**INPUT FOR THIS TASK:**

"""

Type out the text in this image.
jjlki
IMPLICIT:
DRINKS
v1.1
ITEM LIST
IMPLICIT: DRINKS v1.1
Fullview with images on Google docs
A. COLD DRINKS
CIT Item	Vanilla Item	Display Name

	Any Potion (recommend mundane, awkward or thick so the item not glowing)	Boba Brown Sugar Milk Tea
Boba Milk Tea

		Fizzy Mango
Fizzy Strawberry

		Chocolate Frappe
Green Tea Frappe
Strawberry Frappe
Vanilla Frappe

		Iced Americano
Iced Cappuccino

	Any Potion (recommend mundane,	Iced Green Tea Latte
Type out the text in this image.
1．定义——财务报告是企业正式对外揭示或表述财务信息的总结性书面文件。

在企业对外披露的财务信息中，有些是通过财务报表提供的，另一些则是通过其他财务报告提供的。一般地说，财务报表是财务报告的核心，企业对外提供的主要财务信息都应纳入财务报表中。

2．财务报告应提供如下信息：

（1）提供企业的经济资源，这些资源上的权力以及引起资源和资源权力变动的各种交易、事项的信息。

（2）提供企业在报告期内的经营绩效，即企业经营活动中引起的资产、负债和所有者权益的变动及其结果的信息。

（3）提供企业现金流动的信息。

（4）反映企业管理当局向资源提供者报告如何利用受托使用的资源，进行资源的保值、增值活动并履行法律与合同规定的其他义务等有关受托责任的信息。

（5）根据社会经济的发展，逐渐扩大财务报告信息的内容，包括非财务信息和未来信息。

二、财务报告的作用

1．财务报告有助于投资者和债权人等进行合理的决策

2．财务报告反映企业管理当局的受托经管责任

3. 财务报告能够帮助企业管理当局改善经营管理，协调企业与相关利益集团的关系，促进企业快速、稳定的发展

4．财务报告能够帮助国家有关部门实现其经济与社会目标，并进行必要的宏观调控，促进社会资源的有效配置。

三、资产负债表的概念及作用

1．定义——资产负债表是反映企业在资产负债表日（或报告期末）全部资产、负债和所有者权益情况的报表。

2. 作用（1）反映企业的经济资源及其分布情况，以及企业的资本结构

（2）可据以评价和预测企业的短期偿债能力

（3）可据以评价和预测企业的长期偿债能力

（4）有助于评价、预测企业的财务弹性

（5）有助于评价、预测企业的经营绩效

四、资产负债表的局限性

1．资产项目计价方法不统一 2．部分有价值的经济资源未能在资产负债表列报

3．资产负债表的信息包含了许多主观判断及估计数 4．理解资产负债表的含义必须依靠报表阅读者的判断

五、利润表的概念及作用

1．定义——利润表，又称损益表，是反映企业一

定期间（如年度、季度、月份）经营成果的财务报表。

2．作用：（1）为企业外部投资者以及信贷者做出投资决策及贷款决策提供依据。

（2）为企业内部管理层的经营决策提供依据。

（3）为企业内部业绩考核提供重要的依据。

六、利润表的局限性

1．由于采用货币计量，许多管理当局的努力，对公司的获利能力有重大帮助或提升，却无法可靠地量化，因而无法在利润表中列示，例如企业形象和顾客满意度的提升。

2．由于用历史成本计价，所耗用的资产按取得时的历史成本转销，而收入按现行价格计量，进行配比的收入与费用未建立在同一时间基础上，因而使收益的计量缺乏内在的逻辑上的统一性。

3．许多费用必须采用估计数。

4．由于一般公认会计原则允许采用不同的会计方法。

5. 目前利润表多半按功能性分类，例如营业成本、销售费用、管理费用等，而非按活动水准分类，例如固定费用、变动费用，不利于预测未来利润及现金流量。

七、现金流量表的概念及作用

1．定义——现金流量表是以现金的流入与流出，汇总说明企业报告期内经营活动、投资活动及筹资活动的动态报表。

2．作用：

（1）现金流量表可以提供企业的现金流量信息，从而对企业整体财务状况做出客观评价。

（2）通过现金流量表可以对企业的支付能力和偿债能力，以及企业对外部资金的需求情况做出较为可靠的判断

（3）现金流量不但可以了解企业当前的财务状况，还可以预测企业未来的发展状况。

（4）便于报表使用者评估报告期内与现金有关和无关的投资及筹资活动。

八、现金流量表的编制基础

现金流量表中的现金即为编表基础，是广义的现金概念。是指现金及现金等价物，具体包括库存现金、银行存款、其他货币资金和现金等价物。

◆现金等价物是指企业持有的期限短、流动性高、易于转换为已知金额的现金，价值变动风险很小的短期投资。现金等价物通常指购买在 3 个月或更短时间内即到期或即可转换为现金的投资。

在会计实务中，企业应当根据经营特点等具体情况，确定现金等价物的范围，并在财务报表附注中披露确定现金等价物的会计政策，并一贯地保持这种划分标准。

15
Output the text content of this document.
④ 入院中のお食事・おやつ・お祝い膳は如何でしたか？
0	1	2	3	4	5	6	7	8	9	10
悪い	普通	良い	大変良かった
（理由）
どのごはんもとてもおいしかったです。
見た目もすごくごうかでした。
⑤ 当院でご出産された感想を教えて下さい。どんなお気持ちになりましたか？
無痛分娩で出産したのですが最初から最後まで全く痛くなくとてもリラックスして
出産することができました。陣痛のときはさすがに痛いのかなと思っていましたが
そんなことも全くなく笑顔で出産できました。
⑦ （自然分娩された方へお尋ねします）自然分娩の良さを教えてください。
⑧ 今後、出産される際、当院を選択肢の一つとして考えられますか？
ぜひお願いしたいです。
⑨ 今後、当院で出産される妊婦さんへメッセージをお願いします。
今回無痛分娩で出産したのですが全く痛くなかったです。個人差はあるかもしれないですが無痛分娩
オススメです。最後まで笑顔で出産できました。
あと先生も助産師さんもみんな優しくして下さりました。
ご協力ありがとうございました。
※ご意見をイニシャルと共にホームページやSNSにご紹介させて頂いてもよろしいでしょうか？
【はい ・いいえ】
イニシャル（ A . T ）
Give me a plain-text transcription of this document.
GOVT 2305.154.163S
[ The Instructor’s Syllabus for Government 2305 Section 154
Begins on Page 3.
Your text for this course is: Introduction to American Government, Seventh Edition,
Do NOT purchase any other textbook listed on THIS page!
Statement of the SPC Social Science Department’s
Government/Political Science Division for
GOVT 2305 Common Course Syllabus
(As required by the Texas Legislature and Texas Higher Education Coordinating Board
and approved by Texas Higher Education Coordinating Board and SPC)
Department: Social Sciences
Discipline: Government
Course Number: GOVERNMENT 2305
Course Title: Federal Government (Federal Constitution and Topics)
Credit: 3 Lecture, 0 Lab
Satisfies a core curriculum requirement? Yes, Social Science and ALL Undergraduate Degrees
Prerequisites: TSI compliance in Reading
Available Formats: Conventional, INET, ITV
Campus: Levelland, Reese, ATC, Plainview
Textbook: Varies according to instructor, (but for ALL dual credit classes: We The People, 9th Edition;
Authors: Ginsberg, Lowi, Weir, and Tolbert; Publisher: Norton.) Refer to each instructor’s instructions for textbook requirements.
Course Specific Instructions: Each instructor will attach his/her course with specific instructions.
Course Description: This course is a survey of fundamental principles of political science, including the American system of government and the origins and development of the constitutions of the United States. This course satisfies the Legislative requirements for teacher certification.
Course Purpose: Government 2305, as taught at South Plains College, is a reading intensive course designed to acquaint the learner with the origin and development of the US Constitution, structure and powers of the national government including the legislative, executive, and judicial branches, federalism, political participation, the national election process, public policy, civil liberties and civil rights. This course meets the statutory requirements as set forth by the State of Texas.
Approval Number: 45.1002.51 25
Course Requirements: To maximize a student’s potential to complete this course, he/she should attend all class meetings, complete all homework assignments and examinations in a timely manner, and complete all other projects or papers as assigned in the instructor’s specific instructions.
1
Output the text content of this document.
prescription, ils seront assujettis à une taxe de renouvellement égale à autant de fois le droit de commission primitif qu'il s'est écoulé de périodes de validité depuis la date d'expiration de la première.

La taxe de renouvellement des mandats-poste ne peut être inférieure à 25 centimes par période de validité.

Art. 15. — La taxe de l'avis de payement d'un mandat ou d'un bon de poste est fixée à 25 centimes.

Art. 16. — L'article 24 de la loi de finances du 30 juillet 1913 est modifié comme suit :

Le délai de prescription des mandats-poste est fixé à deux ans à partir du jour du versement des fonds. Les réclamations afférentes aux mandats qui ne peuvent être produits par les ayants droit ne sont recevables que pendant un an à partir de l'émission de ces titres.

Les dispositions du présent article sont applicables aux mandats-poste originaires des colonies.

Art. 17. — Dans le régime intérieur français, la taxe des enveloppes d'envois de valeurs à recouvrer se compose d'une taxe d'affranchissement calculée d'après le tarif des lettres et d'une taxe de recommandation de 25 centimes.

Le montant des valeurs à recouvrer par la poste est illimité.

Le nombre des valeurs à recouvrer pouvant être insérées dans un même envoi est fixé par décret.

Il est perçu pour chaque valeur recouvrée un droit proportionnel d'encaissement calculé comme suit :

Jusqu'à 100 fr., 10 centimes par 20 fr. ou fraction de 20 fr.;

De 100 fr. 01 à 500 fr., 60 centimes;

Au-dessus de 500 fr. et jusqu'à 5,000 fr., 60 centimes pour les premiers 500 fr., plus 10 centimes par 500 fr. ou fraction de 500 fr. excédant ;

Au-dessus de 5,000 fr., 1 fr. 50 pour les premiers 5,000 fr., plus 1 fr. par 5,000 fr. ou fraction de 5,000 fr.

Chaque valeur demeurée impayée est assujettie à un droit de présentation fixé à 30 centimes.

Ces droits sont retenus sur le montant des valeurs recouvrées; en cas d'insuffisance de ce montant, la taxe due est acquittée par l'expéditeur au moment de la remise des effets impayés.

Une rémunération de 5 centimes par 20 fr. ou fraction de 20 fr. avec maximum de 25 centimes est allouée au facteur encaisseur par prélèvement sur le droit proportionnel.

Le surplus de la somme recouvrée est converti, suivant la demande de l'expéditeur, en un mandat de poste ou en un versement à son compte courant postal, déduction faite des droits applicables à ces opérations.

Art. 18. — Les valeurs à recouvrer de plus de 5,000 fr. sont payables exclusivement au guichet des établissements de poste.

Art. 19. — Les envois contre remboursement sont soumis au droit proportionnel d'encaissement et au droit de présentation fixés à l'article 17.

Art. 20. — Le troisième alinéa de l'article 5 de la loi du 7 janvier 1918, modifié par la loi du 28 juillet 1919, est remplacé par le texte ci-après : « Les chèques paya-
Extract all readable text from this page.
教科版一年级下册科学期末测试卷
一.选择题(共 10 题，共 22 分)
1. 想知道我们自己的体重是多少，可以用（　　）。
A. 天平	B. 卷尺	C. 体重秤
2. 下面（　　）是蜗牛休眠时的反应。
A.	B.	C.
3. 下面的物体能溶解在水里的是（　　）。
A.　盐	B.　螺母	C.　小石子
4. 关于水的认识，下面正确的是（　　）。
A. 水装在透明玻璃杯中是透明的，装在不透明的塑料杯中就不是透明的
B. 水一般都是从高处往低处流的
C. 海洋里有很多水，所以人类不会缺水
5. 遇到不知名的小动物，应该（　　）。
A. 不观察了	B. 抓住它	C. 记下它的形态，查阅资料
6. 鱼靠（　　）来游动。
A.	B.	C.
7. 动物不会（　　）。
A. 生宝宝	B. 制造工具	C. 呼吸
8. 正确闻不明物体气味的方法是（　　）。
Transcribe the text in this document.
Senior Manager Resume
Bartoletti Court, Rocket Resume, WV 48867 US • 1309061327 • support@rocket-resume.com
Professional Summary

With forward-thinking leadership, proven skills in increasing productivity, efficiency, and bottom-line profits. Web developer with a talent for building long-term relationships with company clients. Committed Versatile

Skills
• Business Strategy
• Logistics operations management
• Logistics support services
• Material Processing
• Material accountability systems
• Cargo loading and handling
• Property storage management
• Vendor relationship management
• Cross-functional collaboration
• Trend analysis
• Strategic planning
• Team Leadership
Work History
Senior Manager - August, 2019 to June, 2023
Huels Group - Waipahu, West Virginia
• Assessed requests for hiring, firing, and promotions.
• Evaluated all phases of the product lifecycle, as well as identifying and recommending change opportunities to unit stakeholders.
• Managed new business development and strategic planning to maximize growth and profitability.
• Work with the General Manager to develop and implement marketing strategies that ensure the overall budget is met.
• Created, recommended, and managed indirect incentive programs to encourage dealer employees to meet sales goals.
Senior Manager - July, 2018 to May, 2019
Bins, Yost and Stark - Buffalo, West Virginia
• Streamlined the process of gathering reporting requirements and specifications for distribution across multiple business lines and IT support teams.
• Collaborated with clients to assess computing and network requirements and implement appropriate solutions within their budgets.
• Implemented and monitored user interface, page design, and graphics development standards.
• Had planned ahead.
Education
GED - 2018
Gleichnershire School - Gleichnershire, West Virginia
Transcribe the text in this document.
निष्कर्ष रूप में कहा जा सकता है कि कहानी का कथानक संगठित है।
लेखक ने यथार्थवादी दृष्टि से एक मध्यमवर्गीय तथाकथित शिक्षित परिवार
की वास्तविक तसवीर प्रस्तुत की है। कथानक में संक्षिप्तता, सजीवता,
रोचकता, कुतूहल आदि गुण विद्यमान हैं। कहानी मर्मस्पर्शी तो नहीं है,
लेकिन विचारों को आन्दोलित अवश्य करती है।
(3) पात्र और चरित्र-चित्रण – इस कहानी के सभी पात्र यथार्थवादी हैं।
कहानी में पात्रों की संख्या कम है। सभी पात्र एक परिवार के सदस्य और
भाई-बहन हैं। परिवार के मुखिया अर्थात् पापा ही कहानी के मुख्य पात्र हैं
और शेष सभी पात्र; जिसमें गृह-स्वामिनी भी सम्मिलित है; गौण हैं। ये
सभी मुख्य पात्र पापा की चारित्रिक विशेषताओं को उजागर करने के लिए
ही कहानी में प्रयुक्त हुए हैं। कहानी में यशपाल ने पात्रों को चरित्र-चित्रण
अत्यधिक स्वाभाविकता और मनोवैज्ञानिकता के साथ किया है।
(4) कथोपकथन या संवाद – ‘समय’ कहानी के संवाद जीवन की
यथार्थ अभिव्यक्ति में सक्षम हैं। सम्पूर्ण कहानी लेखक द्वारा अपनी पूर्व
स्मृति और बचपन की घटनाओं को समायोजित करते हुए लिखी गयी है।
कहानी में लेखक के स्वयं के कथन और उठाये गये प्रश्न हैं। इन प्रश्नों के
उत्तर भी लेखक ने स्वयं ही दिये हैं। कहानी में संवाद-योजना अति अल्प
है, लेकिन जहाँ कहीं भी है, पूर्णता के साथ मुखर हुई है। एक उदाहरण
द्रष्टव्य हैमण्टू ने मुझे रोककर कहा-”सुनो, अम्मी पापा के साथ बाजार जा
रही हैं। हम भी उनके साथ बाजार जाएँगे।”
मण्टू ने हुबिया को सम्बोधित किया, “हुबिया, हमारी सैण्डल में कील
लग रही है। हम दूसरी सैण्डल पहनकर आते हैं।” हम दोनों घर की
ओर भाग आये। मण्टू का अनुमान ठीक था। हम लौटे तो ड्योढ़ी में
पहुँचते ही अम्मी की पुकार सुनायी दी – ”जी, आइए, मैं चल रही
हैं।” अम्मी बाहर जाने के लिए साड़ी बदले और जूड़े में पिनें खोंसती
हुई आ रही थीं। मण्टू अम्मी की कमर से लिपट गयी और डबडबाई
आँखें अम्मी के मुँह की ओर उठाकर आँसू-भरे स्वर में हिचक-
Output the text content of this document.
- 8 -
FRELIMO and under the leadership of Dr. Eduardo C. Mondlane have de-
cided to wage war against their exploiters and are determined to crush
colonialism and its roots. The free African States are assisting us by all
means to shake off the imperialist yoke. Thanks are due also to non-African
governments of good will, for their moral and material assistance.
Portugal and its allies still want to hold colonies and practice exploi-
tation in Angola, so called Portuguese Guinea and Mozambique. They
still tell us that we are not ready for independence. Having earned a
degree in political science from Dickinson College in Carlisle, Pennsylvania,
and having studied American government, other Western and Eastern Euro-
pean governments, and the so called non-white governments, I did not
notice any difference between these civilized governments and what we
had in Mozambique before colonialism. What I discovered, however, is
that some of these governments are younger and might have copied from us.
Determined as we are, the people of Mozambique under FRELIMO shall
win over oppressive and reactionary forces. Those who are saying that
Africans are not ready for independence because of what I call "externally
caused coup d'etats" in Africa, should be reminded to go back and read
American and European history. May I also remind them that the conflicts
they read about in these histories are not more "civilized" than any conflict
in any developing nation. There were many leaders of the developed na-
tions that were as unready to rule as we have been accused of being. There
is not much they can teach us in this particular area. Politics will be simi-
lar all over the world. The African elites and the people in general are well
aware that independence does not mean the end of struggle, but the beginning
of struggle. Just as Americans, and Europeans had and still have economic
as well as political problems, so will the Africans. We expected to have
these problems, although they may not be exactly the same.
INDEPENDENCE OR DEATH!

"""

**WORK TO BE COMPLETED:**
List the lines of the records where "présentation" occurs.

**THE ANSWER:**
Chaque valeur demeurée impayée est assujettie à un droit de présentation fixé à 30 centimes.
Art. 19. — Les envois contre remboursement sont soumis au droit proportionnel d'encaissement et au droit de présentation fixés à l'article 17.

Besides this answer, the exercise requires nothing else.